Written exercise 1 ::
Please copy, word for word, the stretch of the rows below running from the line that contains "indicator-header: 预盼涨跌 B虚: -7.05" through the line that contains "tick-volume: 10 [867, 461, 884, 477]".

Selection ::
■ ■ ■ ■

Performance Matters

2021-09-07

https://www.youtube.com/watch?v=r-TLSBdHe1A

Emery Berger

2019-09-14

Suppose
- an image search app, you take pictures of things, and it finds matches.
- prototype: app sends to server. server spawns 2 threads. thread 1 compresses & canonicalizes and saves (if not already saved). thread 2 extracts features, looks up matches in an index, then sends results back to the user
You ship it, and find out it’s slow
What would it be like in the 1980s
- Much slower: internet was slower, computers were slower
Performance used to be easy
- Moore’s Law: transistors and clock speed basically went up at the same exponential rate.
- “Performance improvement in the 1980s: just chill and wait for faster hardware!”
- “The chance that you in eighteen months were going to squeeze out double the performance–pretty slender–so you might as well just sip mojitos on the beach.”
Around 2000, we see transistor counts still increasing, but clock speed plateauing.
- Technically Moore’s law still seems to hold, it just no longer predicts performance.

■ ■ ■ ■

Records shown ::
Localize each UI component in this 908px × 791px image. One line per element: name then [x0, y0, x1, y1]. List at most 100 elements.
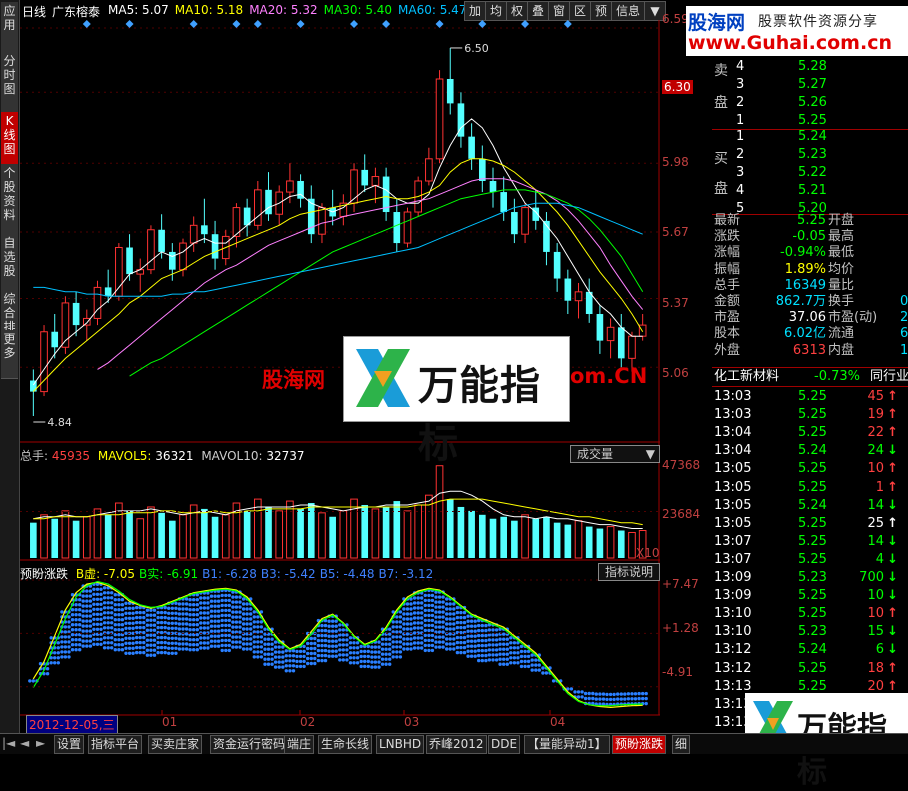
indicator-header: 预盼涨跌 B虚: -7.05 B实: -6.91 B1: -6.28 B3: -5.4… [20, 565, 433, 582]
volume-bar-30 [350, 498, 358, 559]
left-tab-4[interactable]: 自选股 [1, 234, 18, 291]
arrow-right-icon[interactable]: ► [36, 736, 45, 750]
left-tab-bar: 应用分时图K线图个股资料自选股综合排名更多 [0, 0, 20, 733]
candle-53 [596, 305, 604, 354]
bottom-tab-8[interactable]: DDE [488, 735, 521, 754]
logo-slogan: 股票软件资源分享 [758, 14, 878, 30]
volume-bar-6 [93, 508, 102, 559]
candle-43 [489, 167, 497, 208]
signal-diamond-3 [232, 20, 241, 28]
sector-peer: 同行业 [870, 369, 908, 384]
tick-volume: 25 [867, 515, 884, 531]
bottom-tab-0[interactable]: 设置 [54, 735, 85, 754]
left-tab-1[interactable]: 分时图 [1, 52, 18, 113]
left-tab-3[interactable]: 个股资料 [1, 164, 18, 235]
bottom-tab-5[interactable]: 生命长线 [318, 735, 373, 754]
toolbar-button-0[interactable]: 加 [464, 1, 486, 21]
indicator-tick-0: +7.47 [662, 577, 699, 591]
tick-volume: 10 [867, 461, 884, 477]
toolbar-button-5[interactable]: 区 [569, 1, 591, 21]
stat-row-8: 外盘 6313 内盘 1 [712, 342, 908, 360]
buy-level: 3 [736, 165, 745, 180]
tick-time: 13:05 [714, 515, 752, 531]
tick-time: 13:10 [714, 624, 752, 640]
buy-row-1[interactable]: 2 5.23 [712, 146, 908, 164]
tick-price: 5.25 [798, 606, 827, 622]
tick-volume: 14 [867, 497, 884, 513]
tick-row-0: 13:03 5.25 45 ↑ [712, 388, 908, 406]
volume-bar-40 [457, 506, 465, 558]
bottom-tab-2[interactable]: 买卖庄家 [148, 735, 203, 754]
buy-level: 1 [736, 129, 745, 144]
buy-price: 5.21 [798, 183, 827, 198]
logo-brand: 股海网 [688, 12, 746, 34]
volume-axis: 47368 23684 X10 [636, 450, 712, 560]
arrow-down-icon: ↓ [887, 443, 898, 459]
volume-bar-12 [158, 512, 165, 558]
bottom-tab-7[interactable]: 乔峰2012 [426, 735, 487, 754]
volume-bar-43 [489, 518, 497, 558]
volume-bar-31 [361, 504, 369, 558]
candle-19 [232, 203, 241, 248]
sell-row-0[interactable]: 4 5.28 [712, 58, 908, 76]
signal-diamond-11 [563, 20, 572, 28]
bottom-tab-6[interactable]: LNBHD [376, 735, 425, 754]
ma-item-1: MA10: 5.18 [174, 3, 244, 17]
volume-bar-24 [286, 500, 294, 559]
toolbar-button-2[interactable]: 权 [506, 1, 528, 21]
arrow-down-icon: ↓ [887, 624, 898, 640]
toolbar-button-7[interactable]: 信息 [611, 1, 645, 21]
candle-49 [553, 243, 561, 292]
sell-row-1[interactable]: 3 5.27 [712, 76, 908, 94]
watermark-left: 股海网 [262, 368, 325, 392]
stat-label2: 内盘 [828, 342, 855, 358]
tick-price: 5.25 [798, 407, 827, 423]
sell-level: 2 [736, 95, 745, 110]
tick-row-13: 13:10 5.23 15 ↓ [712, 623, 908, 641]
tick-volume: 18 [867, 660, 884, 676]
arrow-left-icon[interactable]: ◄ [20, 736, 29, 750]
toolbar-button-4[interactable]: 窗 [548, 1, 570, 21]
buy-row-3[interactable]: 4 5.21 [712, 182, 908, 200]
bottom-tab-11[interactable]: 细 [672, 735, 691, 754]
tick-price: 5.25 [798, 461, 827, 477]
site-logo: 股海网 股票软件资源分享 www.Guhai.com.cn [686, 6, 908, 56]
sector-row[interactable]: 化工新材料 -0.73% 同行业 [712, 367, 908, 387]
buy-row-2[interactable]: 3 5.22 [712, 164, 908, 182]
toolbar-button-6[interactable]: 预 [590, 1, 612, 21]
bottom-tab-4[interactable]: 端庄 [284, 735, 315, 754]
left-tab-2[interactable]: K线图 [1, 112, 18, 165]
bottom-tab-10[interactable]: 预盼涨跌 [612, 735, 667, 754]
stat-value2: 1 [900, 342, 908, 358]
toolbar-button-3[interactable]: 叠 [527, 1, 549, 21]
left-tab-6[interactable]: 更多 [1, 330, 18, 379]
candle-44 [500, 176, 508, 221]
indicator-value-3: B3: -5.42 [260, 567, 316, 581]
tick-price: 5.24 [798, 642, 827, 658]
bottom-tab-9[interactable]: 【量能异动1】 [524, 735, 610, 754]
buy-row-0[interactable]: 1 5.24 [712, 128, 908, 146]
left-tab-5[interactable]: 综合排名 [1, 290, 18, 348]
tick-row-14: 13:12 5.24 6 ↓ [712, 641, 908, 659]
month-tick-2: 03 [404, 715, 420, 729]
left-tab-0[interactable]: 应用 [1, 2, 18, 53]
sell-row-2[interactable]: 2 5.26 [712, 94, 908, 112]
volume-bar-32 [371, 508, 380, 559]
tick-price: 5.23 [798, 570, 827, 585]
watermark-logo-icon [356, 349, 410, 407]
indicator-help-button[interactable]: 指标说明 [598, 563, 661, 581]
bottom-tab-1[interactable]: 指标平台 [88, 735, 143, 754]
volume-bar-13 [168, 520, 176, 558]
bottom-tab-3[interactable]: 资金运行密码 [210, 735, 289, 754]
candle-24 [286, 163, 294, 204]
arrow-first-icon[interactable]: |◄ [2, 736, 15, 750]
volume-bar-0 [30, 522, 37, 558]
tick-price: 5.25 [798, 588, 827, 604]
volume-bar-21 [254, 498, 262, 559]
toolbar-button-1[interactable]: 均 [485, 1, 507, 21]
tick-row-5: 13:05 5.25 1 ↑ [712, 479, 908, 497]
arrow-down-icon: ↓ [887, 497, 898, 513]
volume-selector[interactable]: 成交量 ▼ [570, 445, 660, 463]
candle-48 [543, 212, 550, 266]
indicator-axis: +7.47 +1.28 -4.91 [660, 565, 712, 715]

■ ■ ■ ■

Written exercise 2 ::
Pick up the notes on software performance above at the point where they stop, and carry them forward.

Task response 1 ::
indicator-header: 预盼涨跌 B虚: -7.05 B实: -6.91 B1: -6.28 B3: -5.4… [20, 565, 433, 582]
volume-bar-30 [350, 498, 358, 559]
left-tab-4[interactable]: 自选股 [1, 234, 18, 291]
arrow-right-icon[interactable]: ► [36, 736, 45, 750]
left-tab-bar: 应用分时图K线图个股资料自选股综合排名更多 [0, 0, 20, 733]
candle-53 [596, 305, 604, 354]
bottom-tab-8[interactable]: DDE [488, 735, 521, 754]
logo-slogan: 股票软件资源分享 [758, 14, 878, 30]
volume-bar-6 [93, 508, 102, 559]
candle-43 [489, 167, 497, 208]
signal-diamond-3 [232, 20, 241, 28]
sector-peer: 同行业 [870, 369, 908, 384]
tick-volume: 25 [867, 515, 884, 531]
bottom-tab-0[interactable]: 设置 [54, 735, 85, 754]
left-tab-1[interactable]: 分时图 [1, 52, 18, 113]
left-tab-3[interactable]: 个股资料 [1, 164, 18, 235]
bottom-tab-5[interactable]: 生命长线 [318, 735, 373, 754]
toolbar-button-0[interactable]: 加 [464, 1, 486, 21]
indicator-tick-0: +7.47 [662, 577, 699, 591]
tick-volume: 10 [867, 461, 884, 477]

Task response 2 ::
- The limitation is Dennard scaling, aka heat dissipation. If we keep increasing clock speed the heat gets too great.
- So transistor counts keep going up but now we’re adding more cores
- So if you have a program that’s not parallel, it’s not any faster
[6:50] Every app store update is either for bug fixes or performance
A typical performance evaluation
- From original program A, produce an alternative A'
- Measure their performance. A takes 90sec, A' takes 87.5sec.
- 2.8% faster! That’s great, right?
- What about variance?
- So run it 30x, and find it’s still faster.
Why is A' faster than A? We assume it’s because the code itself is intrinsically faster.
Changing the code can lead to knock-on effects unrelated to your intended change.
“Layout biases measurement”, Mytkowicz (ASPLOS 2009)
- The layout of code and data in memory has a big performance impact. So the measurements can be biased by that.
- Link order changes function addresses
- Environment variable size: moves the program stack
- These layout changes can have an effect larger than the impact of -O3 over -O0 (±40%)
Why could this happen?
- Modern processors are insanely complicated.
- Data and instructions are mapped into the cache as cache sets. If your new code manages to stick within a single cache set, then evict-and-fill will be much rarer while computing the same result.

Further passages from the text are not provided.